(Document section)

Significant increase in residents support for Predator Free Wellington

5 April 2019

Wellington residents are right behind the Predator Free Wellington project, and more people are rolling up their sleeves to get involved.

Tui on a flax branch.

A massive 92% of Wellingtonians said they support the project, this is significantly more than 84% when we last surveyed in 2017. Over one thousand people completed the survey (1008) from a demographically representative panel, as well as Wellington residents who opted-in to the survey.

Predator Free Wellington Portfolio leader Councillor Andy Foster says “Wellingtonians are increasingly involved in hands on restoration work and  70% of survey respondents are currently actively involved in controlling predators in their backyards or in reserves, or have done some predator control in the past”

“Checking a trap, and enjoying tui or kākā in your backyard are now a regular part of life in Wellington” Councillor Foster said.

Survey respondents' reasons for being involved in controlling predators varied, however most people wanted to protect native species and also people just don’t like having predators on their land due to the damage they cause to property and the diseases they can carry.

Predator Free Wellington Project Director James Willcocks says "This is fantastic feedback from Wellingtonians and reinforces what we are hearing from people and their desire to live in a city where our amazing native species can flourish without rats, possums, stoats and weasels.

(Tasks to carry out)
1. Copy the stretch of the Predator Free Wellington article from "Significant increase in" through "to get involved.".
2. Continue the Predator Free Wellington article from the point where it stops.

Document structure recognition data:

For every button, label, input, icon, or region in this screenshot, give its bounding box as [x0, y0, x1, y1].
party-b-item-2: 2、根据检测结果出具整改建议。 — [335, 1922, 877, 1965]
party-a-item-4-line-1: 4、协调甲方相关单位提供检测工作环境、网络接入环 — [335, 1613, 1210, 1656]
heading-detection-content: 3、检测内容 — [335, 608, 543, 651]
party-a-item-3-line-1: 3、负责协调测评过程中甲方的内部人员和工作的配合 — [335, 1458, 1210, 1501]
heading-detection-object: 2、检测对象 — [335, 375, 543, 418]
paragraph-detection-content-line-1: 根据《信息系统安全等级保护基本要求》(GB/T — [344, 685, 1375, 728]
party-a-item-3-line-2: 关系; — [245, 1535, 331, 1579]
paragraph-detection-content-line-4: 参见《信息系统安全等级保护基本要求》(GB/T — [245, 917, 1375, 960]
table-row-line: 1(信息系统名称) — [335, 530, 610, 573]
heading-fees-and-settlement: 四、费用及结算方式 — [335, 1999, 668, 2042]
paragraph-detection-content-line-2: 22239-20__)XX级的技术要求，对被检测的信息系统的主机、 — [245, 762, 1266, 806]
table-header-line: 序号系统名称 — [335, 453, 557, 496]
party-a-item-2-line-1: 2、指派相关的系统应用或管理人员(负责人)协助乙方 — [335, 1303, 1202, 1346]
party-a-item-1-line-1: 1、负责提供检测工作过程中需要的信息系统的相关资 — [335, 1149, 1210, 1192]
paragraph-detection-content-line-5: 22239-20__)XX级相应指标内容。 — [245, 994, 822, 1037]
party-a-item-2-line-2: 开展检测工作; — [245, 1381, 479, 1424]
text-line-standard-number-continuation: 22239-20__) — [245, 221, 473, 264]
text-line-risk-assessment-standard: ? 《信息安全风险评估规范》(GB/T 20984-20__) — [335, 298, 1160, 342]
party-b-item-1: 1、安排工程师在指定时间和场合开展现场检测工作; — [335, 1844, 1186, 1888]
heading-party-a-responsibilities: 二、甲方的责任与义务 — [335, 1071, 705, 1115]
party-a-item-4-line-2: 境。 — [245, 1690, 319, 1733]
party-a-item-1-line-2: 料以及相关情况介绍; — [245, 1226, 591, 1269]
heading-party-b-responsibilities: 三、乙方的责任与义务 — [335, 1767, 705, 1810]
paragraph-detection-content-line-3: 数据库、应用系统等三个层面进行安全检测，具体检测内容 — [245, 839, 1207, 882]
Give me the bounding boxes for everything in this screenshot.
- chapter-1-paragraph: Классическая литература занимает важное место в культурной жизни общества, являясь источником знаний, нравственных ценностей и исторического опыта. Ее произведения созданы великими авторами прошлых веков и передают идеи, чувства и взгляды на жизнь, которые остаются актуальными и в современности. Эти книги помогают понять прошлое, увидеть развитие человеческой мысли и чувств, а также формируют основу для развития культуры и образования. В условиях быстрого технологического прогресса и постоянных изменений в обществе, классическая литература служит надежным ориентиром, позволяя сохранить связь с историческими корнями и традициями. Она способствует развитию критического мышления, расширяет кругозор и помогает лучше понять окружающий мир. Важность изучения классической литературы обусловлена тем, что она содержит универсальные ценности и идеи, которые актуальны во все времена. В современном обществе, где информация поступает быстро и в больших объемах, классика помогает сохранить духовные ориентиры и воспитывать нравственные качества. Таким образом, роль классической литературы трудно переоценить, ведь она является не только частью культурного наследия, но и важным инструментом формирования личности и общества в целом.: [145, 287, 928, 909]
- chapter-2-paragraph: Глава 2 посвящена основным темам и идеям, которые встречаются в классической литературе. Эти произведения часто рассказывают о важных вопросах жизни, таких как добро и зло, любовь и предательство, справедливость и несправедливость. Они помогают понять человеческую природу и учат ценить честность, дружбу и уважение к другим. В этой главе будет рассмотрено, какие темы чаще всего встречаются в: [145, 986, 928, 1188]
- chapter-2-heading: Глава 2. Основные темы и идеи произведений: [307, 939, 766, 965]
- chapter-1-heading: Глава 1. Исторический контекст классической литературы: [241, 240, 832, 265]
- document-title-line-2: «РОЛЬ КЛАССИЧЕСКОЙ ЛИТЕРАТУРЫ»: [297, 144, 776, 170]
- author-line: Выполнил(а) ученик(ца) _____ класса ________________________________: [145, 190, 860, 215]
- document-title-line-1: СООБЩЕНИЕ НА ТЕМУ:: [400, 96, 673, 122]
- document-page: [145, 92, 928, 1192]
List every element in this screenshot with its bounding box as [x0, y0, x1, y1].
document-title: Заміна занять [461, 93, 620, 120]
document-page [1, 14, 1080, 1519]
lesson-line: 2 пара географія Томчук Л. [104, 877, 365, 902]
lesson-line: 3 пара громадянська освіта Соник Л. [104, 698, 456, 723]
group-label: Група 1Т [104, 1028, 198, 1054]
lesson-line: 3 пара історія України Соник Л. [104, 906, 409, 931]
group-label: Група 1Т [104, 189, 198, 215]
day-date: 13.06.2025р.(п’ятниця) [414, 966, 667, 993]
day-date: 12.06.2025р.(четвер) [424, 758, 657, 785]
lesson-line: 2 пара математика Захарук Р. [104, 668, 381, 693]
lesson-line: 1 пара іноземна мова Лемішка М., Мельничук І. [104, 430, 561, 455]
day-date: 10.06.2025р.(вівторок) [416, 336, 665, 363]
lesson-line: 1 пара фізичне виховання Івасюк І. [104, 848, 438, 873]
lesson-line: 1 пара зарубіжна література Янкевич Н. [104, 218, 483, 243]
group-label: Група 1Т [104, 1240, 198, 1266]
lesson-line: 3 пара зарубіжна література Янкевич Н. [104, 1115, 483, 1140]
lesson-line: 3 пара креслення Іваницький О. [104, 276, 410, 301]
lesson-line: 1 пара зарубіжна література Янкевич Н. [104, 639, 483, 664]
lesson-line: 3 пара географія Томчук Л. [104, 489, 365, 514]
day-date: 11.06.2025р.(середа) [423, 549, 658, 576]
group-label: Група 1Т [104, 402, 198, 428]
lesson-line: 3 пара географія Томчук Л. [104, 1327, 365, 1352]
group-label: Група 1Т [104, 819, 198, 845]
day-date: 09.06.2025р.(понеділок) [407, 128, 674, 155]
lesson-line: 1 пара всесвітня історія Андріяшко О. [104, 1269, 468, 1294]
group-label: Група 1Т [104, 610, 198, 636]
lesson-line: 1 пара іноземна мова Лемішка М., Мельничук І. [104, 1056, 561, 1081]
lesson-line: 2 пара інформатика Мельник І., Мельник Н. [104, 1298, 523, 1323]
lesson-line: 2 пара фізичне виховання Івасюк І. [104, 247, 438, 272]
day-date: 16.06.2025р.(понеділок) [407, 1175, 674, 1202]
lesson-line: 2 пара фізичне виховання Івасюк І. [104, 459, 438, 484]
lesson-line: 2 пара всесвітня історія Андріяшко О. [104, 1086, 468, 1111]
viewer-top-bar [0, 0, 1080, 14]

(Responses per task)
1.
Significant increase in residents support for Predator Free Wellington

5 April 2019

Wellington residents are right behind the Predator Free Wellington project, and more people are rolling up their sleeves to get involved.

2.
“It is incredible to see so many Wellingtonians stepping up to define the type of city they want to live in by getting involved in all sorts of ways and it’s really encouraging to hear that even more people are wanting to contribute." 

Predator Free Wellington is an ambitious project which aims to increase native wildlife by making Wellington City free of rats, possums, stoats and weasels.

The first phase of the project is to eradicate rats, stoats and weasels from Miramar Peninsula before extending throughout the city. The Miramar Peninsula was chosen as the initial area of focus as it has been possum free since 2006. As a peninsula it is more defendable from predator reinvasion. While work proceeds in Miramar, Predator Free Wellington will continue to support backyard trapping across the city and the other ways people can get involved. Wellington City Council is supporting a large number community groups trapping predators across its reserve network.

The project is a partnership between Wellington City Council, Greater Wellington Regional Counci, mana whenua and the NEXT Foundation. It is also supported by central government’s Predator Free 2050 initiative.